§ **STATED EXERCISE**
Every line below that mentions the word "screenshot" should be copied out.

— begin RECORDS FOR THIS TASK —

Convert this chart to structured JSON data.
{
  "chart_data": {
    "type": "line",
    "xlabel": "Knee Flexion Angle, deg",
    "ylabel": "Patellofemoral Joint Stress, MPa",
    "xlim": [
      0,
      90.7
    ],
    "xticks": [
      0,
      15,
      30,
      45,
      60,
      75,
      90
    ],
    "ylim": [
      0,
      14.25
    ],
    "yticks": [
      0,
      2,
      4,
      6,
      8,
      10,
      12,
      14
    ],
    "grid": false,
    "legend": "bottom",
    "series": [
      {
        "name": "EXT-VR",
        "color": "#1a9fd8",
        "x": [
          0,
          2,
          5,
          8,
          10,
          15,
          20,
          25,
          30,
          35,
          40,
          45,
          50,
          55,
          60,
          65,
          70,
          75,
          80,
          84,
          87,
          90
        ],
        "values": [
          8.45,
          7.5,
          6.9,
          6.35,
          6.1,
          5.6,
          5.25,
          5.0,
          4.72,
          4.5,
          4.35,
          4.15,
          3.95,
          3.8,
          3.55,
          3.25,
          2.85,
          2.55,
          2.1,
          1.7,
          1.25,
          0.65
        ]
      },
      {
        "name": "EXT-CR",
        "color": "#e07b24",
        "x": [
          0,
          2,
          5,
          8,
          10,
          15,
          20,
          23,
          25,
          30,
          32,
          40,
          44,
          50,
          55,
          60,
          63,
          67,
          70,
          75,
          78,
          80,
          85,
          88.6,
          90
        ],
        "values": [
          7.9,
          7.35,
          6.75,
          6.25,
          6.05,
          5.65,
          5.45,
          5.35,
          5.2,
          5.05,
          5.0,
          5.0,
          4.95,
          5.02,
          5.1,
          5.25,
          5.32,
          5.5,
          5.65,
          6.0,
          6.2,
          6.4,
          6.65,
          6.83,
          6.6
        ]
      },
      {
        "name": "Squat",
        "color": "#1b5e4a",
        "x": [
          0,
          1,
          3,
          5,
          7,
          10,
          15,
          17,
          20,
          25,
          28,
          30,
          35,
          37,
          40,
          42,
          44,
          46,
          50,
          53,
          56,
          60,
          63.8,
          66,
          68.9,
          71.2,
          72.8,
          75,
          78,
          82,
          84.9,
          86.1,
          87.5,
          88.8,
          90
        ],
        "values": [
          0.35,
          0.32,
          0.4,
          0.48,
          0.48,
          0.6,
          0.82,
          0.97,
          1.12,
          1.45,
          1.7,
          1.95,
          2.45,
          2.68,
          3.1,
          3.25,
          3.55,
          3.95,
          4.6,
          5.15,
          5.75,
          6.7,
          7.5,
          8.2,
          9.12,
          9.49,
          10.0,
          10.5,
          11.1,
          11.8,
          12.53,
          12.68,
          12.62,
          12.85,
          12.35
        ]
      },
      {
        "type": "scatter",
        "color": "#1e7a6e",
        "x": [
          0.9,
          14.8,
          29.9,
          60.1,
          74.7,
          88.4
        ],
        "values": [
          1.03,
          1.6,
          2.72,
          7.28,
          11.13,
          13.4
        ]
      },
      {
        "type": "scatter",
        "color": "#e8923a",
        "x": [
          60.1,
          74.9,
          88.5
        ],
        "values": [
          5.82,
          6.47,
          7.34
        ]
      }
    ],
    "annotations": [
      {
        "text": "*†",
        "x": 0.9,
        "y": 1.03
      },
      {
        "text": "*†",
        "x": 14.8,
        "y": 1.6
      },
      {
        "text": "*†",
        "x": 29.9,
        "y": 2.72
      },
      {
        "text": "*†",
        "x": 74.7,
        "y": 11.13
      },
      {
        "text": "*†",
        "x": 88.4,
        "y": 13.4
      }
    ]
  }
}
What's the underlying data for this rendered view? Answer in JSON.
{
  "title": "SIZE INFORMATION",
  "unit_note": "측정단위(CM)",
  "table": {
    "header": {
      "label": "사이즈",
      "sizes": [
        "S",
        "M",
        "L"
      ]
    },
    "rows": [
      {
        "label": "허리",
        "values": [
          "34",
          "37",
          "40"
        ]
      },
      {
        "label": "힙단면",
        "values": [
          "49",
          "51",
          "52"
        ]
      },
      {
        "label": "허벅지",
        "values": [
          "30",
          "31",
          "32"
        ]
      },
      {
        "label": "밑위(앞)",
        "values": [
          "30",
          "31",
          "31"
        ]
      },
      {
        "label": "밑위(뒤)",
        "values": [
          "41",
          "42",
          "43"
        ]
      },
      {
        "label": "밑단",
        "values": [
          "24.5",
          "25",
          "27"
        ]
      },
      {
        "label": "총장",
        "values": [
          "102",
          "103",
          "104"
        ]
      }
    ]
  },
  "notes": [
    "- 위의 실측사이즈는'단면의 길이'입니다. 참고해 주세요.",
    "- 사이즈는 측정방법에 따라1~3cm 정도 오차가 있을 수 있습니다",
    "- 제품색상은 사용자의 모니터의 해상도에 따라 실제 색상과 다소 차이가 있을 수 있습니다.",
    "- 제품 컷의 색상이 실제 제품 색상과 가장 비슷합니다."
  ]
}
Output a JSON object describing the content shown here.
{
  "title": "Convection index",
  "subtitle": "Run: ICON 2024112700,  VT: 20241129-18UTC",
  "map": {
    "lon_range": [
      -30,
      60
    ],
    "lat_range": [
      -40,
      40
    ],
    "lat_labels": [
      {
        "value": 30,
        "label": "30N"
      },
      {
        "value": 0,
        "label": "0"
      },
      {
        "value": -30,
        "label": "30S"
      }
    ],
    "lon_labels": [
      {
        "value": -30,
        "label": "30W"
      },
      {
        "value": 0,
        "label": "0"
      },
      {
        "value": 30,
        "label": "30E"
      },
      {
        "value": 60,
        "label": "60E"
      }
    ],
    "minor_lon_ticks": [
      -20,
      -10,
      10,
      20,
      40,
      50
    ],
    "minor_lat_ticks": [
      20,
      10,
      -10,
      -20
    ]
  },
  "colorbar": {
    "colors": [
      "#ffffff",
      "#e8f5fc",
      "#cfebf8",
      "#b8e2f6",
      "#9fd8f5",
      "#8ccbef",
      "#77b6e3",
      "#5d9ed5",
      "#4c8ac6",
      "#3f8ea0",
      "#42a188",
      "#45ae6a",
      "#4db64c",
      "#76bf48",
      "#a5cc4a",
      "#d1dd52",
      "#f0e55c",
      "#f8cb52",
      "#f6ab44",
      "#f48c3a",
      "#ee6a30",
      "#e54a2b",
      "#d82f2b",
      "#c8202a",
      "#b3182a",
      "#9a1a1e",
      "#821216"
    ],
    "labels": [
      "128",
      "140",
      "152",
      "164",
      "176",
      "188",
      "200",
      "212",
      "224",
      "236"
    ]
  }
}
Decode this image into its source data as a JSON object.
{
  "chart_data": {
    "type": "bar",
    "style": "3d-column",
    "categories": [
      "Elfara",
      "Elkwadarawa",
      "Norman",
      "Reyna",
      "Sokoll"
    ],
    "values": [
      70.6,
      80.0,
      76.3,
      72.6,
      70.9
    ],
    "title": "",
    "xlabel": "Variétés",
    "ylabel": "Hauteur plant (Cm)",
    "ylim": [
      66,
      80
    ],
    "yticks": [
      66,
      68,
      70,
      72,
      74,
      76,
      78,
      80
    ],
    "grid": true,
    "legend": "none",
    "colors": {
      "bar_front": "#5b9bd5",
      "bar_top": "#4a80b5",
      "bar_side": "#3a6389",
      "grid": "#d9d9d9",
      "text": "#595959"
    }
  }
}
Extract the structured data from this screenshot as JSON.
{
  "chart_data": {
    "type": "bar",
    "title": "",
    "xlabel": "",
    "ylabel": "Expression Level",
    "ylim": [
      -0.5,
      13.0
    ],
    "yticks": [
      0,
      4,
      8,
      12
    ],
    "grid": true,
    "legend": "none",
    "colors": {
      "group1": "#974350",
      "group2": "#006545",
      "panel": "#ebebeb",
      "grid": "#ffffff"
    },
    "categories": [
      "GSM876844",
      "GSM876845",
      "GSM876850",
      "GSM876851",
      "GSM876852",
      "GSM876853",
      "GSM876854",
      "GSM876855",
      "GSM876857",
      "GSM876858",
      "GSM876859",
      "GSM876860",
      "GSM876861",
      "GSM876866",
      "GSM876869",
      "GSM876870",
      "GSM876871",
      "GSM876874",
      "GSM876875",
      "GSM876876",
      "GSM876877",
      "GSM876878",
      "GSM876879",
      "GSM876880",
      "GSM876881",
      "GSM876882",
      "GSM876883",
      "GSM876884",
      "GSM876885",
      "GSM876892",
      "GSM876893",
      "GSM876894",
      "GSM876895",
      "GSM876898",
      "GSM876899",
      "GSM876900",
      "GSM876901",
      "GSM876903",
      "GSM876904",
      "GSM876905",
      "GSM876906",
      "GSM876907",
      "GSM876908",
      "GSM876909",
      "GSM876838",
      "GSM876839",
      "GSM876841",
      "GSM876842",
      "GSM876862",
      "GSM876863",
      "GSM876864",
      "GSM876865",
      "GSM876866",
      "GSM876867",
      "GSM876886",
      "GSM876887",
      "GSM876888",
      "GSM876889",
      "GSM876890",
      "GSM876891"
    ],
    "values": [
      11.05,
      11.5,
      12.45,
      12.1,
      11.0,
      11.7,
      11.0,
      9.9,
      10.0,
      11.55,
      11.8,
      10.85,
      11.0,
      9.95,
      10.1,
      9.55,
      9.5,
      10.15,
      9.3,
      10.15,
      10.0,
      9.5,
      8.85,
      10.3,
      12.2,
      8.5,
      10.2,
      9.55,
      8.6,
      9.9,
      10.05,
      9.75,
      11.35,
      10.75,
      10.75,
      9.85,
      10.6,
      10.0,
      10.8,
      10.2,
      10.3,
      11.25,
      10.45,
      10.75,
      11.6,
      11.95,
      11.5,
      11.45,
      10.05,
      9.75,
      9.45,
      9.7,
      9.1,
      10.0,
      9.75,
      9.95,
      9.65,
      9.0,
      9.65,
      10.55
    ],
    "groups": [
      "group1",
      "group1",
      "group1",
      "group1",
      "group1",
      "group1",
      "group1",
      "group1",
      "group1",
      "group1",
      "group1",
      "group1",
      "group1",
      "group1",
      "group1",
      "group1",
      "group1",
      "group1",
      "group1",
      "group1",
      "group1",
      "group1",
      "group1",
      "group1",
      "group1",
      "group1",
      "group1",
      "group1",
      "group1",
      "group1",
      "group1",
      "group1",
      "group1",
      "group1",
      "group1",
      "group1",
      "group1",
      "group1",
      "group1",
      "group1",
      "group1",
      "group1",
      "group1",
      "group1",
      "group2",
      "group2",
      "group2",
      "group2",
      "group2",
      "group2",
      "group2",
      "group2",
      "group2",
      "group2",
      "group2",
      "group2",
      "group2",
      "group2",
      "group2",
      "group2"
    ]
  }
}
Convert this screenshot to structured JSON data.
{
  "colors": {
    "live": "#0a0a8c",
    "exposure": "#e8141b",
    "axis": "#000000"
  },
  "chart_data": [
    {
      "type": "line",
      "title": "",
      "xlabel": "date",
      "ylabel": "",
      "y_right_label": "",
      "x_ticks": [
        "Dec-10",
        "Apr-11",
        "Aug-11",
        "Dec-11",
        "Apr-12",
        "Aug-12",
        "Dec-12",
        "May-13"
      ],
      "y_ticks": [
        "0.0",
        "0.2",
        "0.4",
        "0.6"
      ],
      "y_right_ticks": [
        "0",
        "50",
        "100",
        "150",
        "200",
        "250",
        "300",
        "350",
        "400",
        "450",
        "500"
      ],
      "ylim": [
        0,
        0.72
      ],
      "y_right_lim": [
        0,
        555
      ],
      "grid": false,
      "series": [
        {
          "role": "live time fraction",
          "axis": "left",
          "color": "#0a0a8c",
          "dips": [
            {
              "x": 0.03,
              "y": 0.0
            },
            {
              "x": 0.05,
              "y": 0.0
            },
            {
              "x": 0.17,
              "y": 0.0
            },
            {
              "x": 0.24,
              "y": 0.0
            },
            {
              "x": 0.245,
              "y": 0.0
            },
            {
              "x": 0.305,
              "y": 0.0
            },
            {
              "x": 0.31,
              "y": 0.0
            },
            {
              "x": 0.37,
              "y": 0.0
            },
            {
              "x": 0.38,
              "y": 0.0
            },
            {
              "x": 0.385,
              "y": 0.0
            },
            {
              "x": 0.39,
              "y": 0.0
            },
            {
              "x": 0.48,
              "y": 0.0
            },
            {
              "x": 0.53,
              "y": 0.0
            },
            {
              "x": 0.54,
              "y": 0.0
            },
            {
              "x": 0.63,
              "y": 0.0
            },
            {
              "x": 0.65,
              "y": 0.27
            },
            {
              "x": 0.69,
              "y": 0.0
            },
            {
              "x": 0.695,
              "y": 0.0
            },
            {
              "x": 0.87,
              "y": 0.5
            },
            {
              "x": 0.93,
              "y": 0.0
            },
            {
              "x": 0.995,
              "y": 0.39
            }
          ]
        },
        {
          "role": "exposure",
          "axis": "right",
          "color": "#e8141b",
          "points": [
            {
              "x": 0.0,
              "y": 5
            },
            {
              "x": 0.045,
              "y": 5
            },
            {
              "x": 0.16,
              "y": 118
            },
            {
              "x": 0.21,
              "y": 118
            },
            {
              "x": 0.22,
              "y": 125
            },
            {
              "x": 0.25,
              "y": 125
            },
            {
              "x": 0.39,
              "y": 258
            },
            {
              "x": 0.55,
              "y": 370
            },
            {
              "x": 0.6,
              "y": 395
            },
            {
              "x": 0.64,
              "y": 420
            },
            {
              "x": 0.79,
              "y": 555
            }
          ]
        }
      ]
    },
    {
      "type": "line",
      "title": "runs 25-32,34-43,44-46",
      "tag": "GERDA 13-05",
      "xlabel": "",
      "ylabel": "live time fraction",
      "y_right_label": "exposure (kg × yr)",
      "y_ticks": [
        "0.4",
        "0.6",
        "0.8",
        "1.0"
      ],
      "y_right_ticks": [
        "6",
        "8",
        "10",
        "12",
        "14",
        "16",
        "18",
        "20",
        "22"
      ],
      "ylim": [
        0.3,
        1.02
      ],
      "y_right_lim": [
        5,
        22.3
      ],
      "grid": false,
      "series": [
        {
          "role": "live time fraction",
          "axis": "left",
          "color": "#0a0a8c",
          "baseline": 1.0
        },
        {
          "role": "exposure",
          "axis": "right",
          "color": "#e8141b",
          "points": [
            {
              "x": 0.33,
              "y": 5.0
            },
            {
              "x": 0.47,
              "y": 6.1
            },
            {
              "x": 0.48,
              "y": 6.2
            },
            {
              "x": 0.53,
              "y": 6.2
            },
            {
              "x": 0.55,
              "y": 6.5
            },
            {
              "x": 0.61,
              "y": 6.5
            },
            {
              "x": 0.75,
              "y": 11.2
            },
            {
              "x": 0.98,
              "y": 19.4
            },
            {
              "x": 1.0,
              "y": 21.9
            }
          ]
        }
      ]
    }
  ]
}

— end RECORDS FOR THIS TASK —

§ **SOLUTION TO THE EXERCISE**
Extract the structured data from this screenshot as JSON.
Convert this screenshot to structured JSON data.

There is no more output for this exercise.